• _Exercise details_
Each line holding the word "processada" counts once; give the total and nothing more.

(Extracted data entries)
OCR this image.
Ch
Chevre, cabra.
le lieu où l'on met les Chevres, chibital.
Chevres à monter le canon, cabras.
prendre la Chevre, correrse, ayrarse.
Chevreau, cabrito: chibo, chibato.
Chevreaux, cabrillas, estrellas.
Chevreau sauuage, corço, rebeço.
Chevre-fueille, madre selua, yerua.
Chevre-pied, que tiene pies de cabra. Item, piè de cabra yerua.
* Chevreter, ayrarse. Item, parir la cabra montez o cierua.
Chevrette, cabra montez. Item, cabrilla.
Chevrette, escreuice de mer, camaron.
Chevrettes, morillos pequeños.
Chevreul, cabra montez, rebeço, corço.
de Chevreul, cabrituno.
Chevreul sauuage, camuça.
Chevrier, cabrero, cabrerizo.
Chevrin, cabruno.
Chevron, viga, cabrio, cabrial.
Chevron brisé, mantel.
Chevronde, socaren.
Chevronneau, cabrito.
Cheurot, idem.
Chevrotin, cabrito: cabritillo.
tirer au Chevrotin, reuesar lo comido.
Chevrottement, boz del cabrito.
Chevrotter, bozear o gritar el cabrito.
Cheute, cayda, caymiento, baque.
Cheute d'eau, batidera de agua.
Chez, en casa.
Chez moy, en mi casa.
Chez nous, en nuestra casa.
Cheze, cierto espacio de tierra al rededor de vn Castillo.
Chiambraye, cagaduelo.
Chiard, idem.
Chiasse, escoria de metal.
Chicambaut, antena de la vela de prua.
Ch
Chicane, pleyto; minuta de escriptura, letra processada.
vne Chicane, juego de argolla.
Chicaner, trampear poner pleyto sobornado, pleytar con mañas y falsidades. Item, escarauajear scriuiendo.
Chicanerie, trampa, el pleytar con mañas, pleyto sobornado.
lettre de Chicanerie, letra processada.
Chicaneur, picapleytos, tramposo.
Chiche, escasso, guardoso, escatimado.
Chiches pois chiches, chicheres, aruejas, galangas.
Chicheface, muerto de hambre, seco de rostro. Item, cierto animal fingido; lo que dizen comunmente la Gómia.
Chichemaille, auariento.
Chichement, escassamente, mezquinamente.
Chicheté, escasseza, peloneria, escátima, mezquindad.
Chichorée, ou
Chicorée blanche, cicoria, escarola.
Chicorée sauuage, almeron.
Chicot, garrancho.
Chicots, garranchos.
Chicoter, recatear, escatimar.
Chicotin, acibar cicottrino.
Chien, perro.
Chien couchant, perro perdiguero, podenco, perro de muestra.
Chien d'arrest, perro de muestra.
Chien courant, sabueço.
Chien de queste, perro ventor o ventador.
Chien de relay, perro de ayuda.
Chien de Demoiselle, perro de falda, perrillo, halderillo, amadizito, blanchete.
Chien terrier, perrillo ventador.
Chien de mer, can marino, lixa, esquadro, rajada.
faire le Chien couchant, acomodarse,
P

• _Right answer_
2